[Collected data entries]
※ ※ ※

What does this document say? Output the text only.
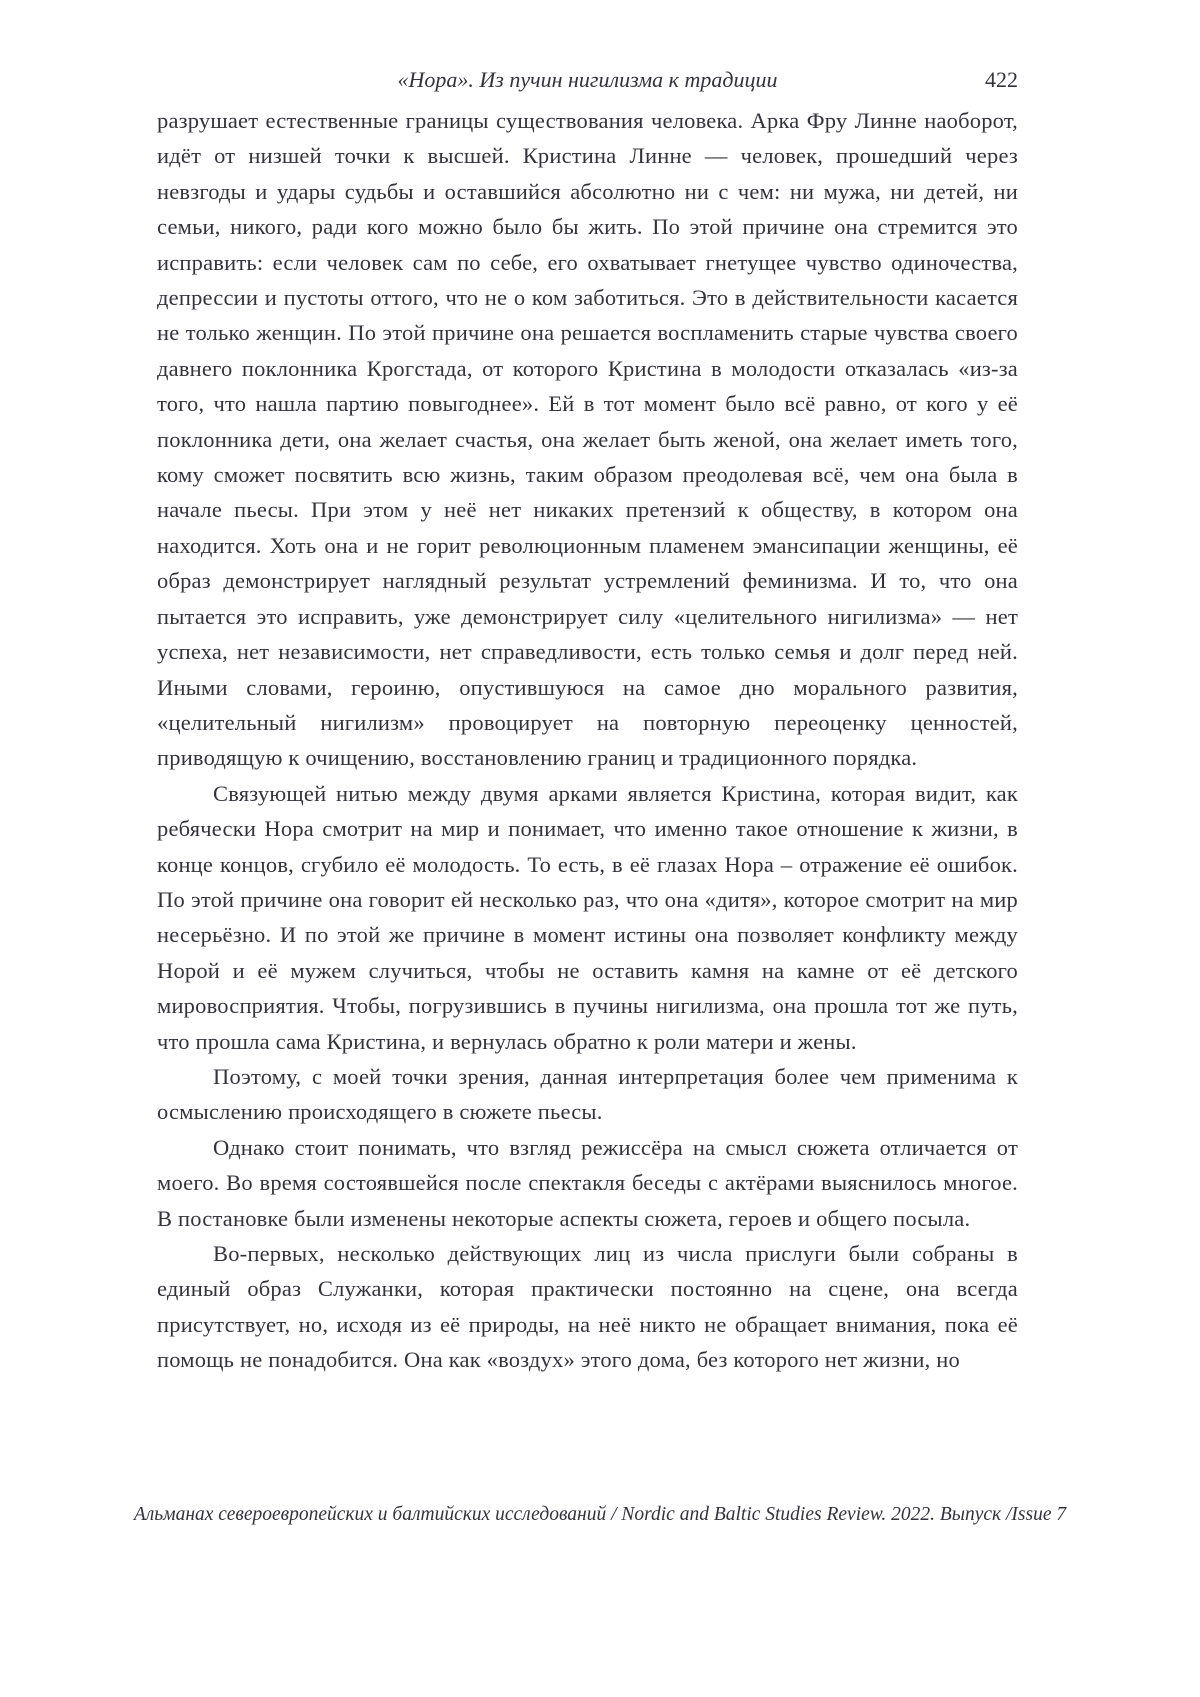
«Нора». Из пучин нигилизма к традиции	422

разрушает естественные границы существования человека. Арка Фру Линне наоборот, идёт от низшей точки к высшей. Кристина Линне — человек, прошедший через невзгоды и удары судьбы и оставшийся абсолютно ни с чем: ни мужа, ни детей, ни семьи, никого, ради кого можно было бы жить. По этой причине она стремится это исправить: если человек сам по себе, его охватывает гнетущее чувство одиночества, депрессии и пустоты оттого, что не о ком заботиться. Это в действительности касается не только женщин. По этой причине она решается воспламенить старые чувства своего давнего поклонника Крогстада, от которого Кристина в молодости отказалась «из-за того, что нашла партию повыгоднее». Ей в тот момент было всё равно, от кого у её поклонника дети, она желает счастья, она желает быть женой, она желает иметь того, кому сможет посвятить всю жизнь, таким образом преодолевая всё, чем она была в начале пьесы. При этом у неё нет никаких претензий к обществу, в котором она находится. Хоть она и не горит революционным пламенем эмансипации женщины, её образ демонстрирует наглядный результат устремлений феминизма. И то, что она пытается это исправить, уже демонстрирует силу «целительного нигилизма» — нет успеха, нет независимости, нет справедливости, есть только семья и долг перед ней. Иными словами, героиню, опустившуюся на самое дно морального развития, «целительный нигилизм» провоцирует на повторную переоценку ценностей, приводящую к очищению, восстановлению границ и традиционного порядка.

Связующей нитью между двумя арками является Кристина, которая видит, как ребячески Нора смотрит на мир и понимает, что именно такое отношение к жизни, в конце концов, сгубило её молодость. То есть, в её глазах Нора – отражение её ошибок. По этой причине она говорит ей несколько раз, что она «дитя», которое смотрит на мир несерьёзно. И по этой же причине в момент истины она позволяет конфликту между Норой и её мужем случиться, чтобы не оставить камня на камне от её детского мировосприятия. Чтобы, погрузившись в пучины нигилизма, она прошла тот же путь, что прошла сама Кристина, и вернулась обратно к роли матери и жены.

Поэтому, с моей точки зрения, данная интерпретация более чем применима к осмыслению происходящего в сюжете пьесы.

Однако стоит понимать, что взгляд режиссёра на смысл сюжета отличается от моего. Во время состоявшейся после спектакля беседы с актёрами выяснилось многое. В постановке были изменены некоторые аспекты сюжета, героев и общего посыла.

Во-первых, несколько действующих лиц из числа прислуги были собраны в единый образ Служанки, которая практически постоянно на сцене, она всегда присутствует, но, исходя из её природы, на неё никто не обращает внимания, пока её помощь не понадобится. Она как «воздух» этого дома, без которого нет жизни, но

Альманах североевропейских и балтийских исследований / Nordic and Baltic Studies Review. 2022. Выпуск /Issue 7
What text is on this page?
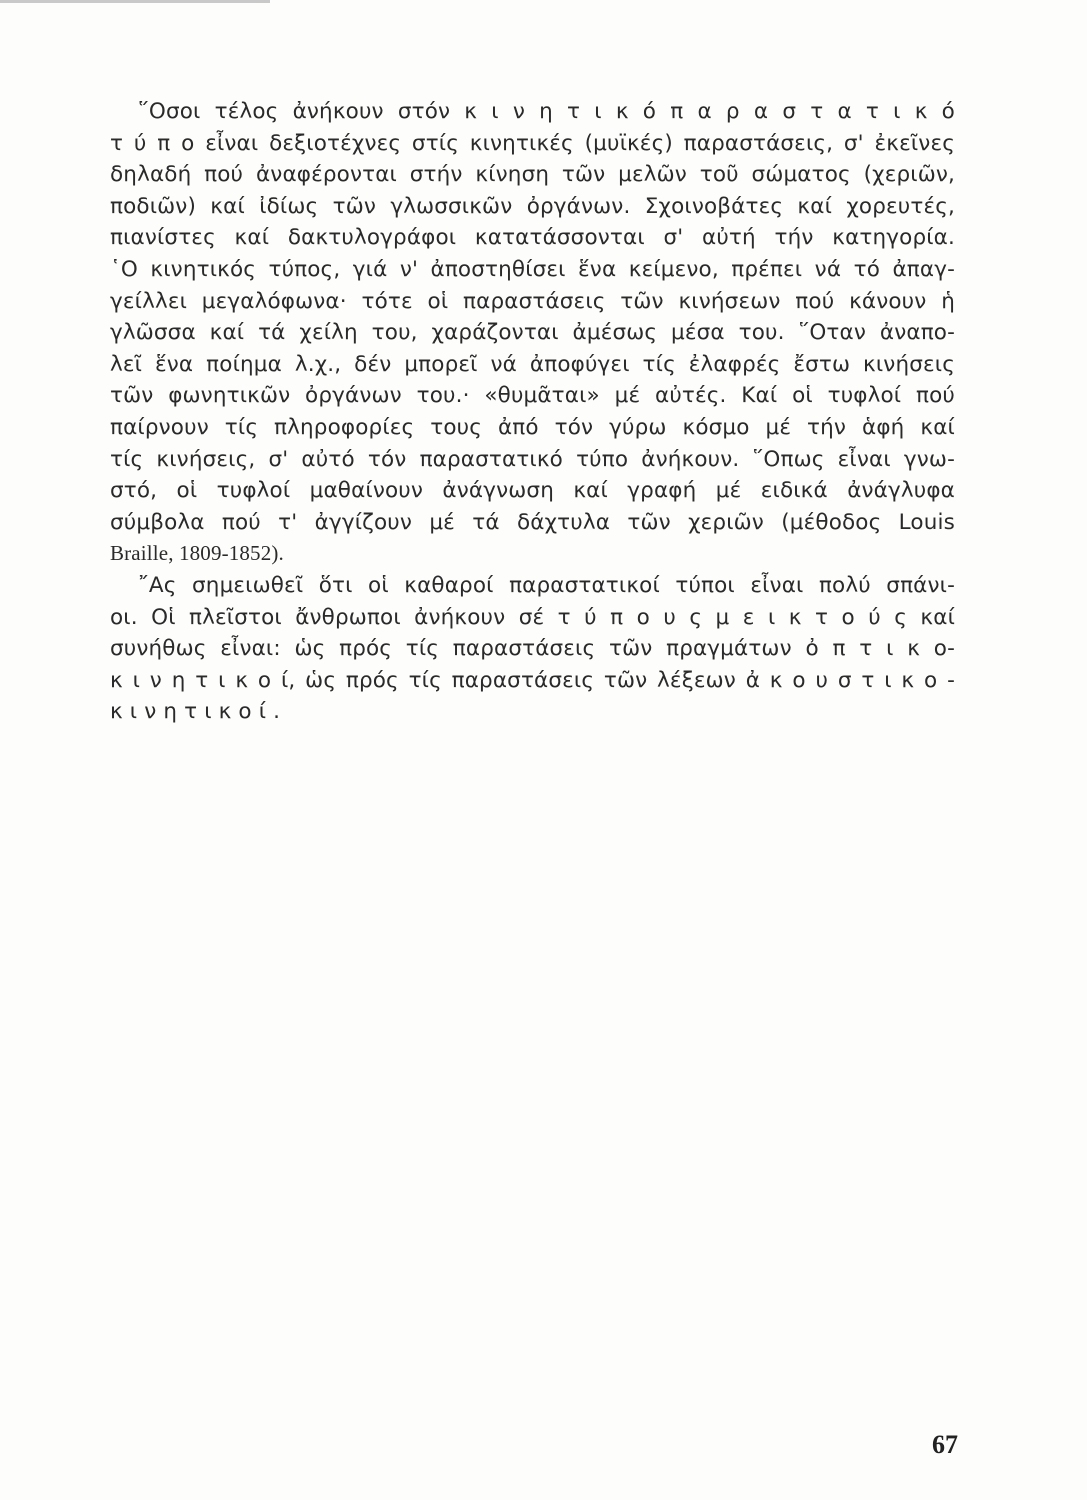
῞Οσοι τέλος ἀνήκουν στόν κ ι ν η τ ι κ ό π α ρ α σ τ α τ ι κ ό
τ ύ π ο εἶναι δεξιοτέχνες στίς κινητικές (μυϊκές) παραστάσεις, σ' ἐκεῖνες
δηλαδή πού ἀναφέρονται στήν κίνηση τῶν μελῶν τοῦ σώματος (χεριῶν,
ποδιῶν) καί ἰδίως τῶν γλωσσικῶν ὀργάνων. Σχοινοβάτες καί χορευτές,
πιανίστες καί δακτυλογράφοι κατατάσσονται σ' αὐτή τήν κατηγορία.
῾Ο κινητικός τύπος, γιά ν' ἀποστηθίσει ἕνα κείμενο, πρέπει νά τό ἀπαγ-
γείλλει μεγαλόφωνα· τότε οἱ παραστάσεις τῶν κινήσεων πού κάνουν ἡ
γλῶσσα καί τά χείλη του, χαράζονται ἀμέσως μέσα του. ῞Οταν ἀναπο-
λεῖ ἕνα ποίημα λ.χ., δέν μπορεῖ νά ἀποφύγει τίς ἐλαφρές ἔστω κινήσεις
τῶν φωνητικῶν ὀργάνων του.· «θυμᾶται» μέ αὐτές. Καί οἱ τυφλοί πού
παίρνουν τίς πληροφορίες τους ἀπό τόν γύρω κόσμο μέ τήν ἁφή καί
τίς κινήσεις, σ' αὐτό τόν παραστατικό τύπο ἀνήκουν. ῞Οπως εἶναι γνω-
στό, οἱ τυφλοί μαθαίνουν ἀνάγνωση καί γραφή μέ ειδικά ἀνάγλυφα
σύμβολα πού τ' ἀγγίζουν μέ τά δάχτυλα τῶν χεριῶν (μέθοδος Louis
Braille, 1809-1852).
῎Ας σημειωθεῖ ὅτι οἱ καθαροί παραστατικοί τύποι εἶναι πολύ σπάνι-
οι. Οἱ πλεῖστοι ἄνθρωποι ἀνήκουν σέ τ ύ π ο υ ς μ ε ι κ τ ο ύ ς καί
συνήθως εἶναι: ὡς πρός τίς παραστάσεις τῶν πραγμάτων ὀ π τ ι κ ο-
κ ι ν η τ ι κ ο ί, ὡς πρός τίς παραστάσεις τῶν λέξεων ἀ κ ο υ σ τ ι κ ο -
κ ι ν η τ ι κ ο ί .
67
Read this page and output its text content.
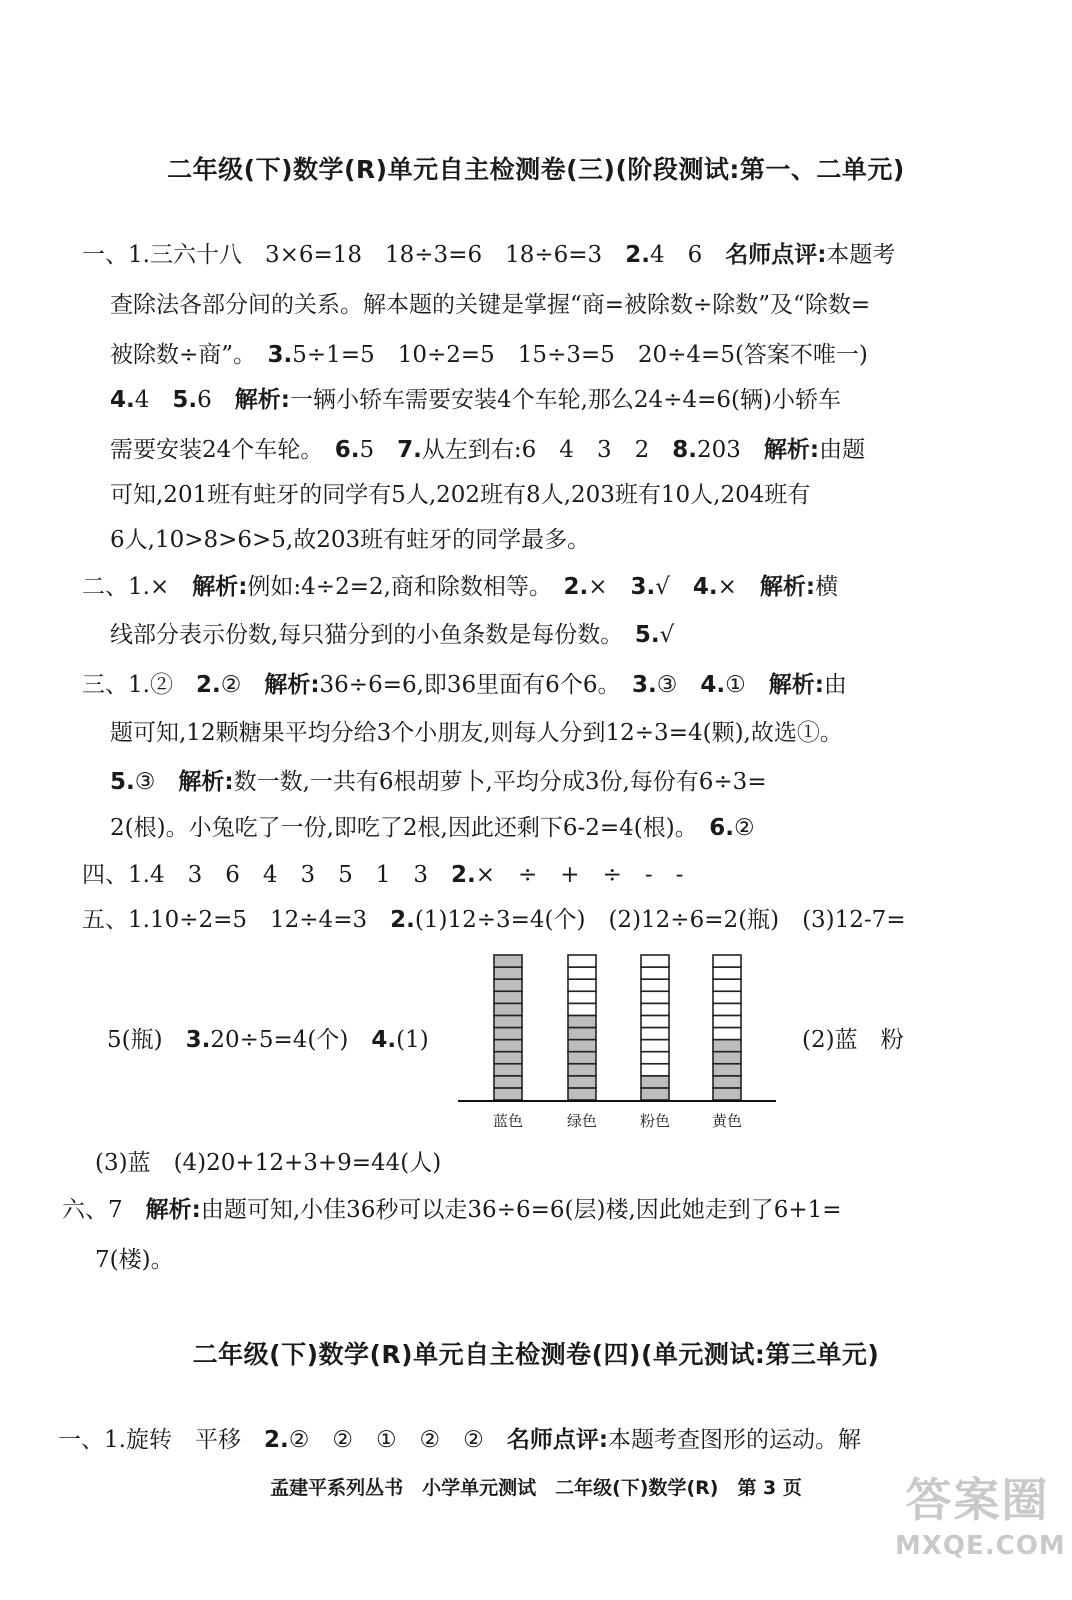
二年级(下)数学(R)单元自主检测卷(三)(阶段测试:第一、二单元)
一、1.三六十八　3×6=18　18÷3=6　18÷6=3　2.4　6　名师点评:本题考
查除法各部分间的关系。解本题的关键是掌握“商=被除数÷除数”及“除数=
被除数÷商”。　3.5÷1=5　10÷2=5　15÷3=5　20÷4=5(答案不唯一)
4.4　5.6　解析:一辆小轿车需要安装4个车轮,那么24÷4=6(辆)小轿车
需要安装24个车轮。　6.5　7.从左到右:6　4　3　2　8.203　解析:由题
可知,201班有蛀牙的同学有5人,202班有8人,203班有10人,204班有
6人,10>8>6>5,故203班有蛀牙的同学最多。
二、1.×　解析:例如:4÷2=2,商和除数相等。　2.×　3.√　4.×　解析:横
线部分表示份数,每只猫分到的小鱼条数是每份数。　5.√
三、1.②　2.②　解析:36÷6=6,即36里面有6个6。　3.③　4.①　解析:由
题可知,12颗糖果平均分给3个小朋友,则每人分到12÷3=4(颗),故选①。
5.③　解析:数一数,一共有6根胡萝卜,平均分成3份,每份有6÷3=
2(根)。小兔吃了一份,即吃了2根,因此还剩下6-2=4(根)。　6.②
四、1.4　3　6　4　3　5　1　3　2.×　÷　+　÷　-　-
五、1.10÷2=5　12÷4=3　2.(1)12÷3=4(个)　(2)12÷6=2(瓶)　(3)12-7=
5(瓶)　3.20÷5=4(个)　4.(1)
蓝色	绿色	粉色	黄色
(2)蓝　粉
(3)蓝　(4)20+12+3+9=44(人)
六、7　解析:由题可知,小佳36秒可以走36÷6=6(层)楼,因此她走到了6+1=
7(楼)。
二年级(下)数学(R)单元自主检测卷(四)(单元测试:第三单元)
一、1.旋转　平移　2.②　②　①　②　②　名师点评:本题考查图形的运动。解
孟建平系列丛书　小学单元测试　二年级(下)数学(R)　第 3 页	答案圈
MXQE.COM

※ ※ ※

DIRECTIONS FOR THIS TASK
Go through the lines above. Select every one that has the string "παραστάσεις".

ANSWER TO THIS TASK
τ ύ π ο εἶναι δεξιοτέχνες στίς κινητικές (μυϊκές) παραστάσεις, σ' ἐκεῖνες
γείλλει μεγαλόφωνα· τότε οἱ παραστάσεις τῶν κινήσεων πού κάνουν ἡ
συνήθως εἶναι: ὡς πρός τίς παραστάσεις τῶν πραγμάτων ὀ π τ ι κ ο-
κ ι ν η τ ι κ ο ί, ὡς πρός τίς παραστάσεις τῶν λέξεων ἀ κ ο υ σ τ ι κ ο -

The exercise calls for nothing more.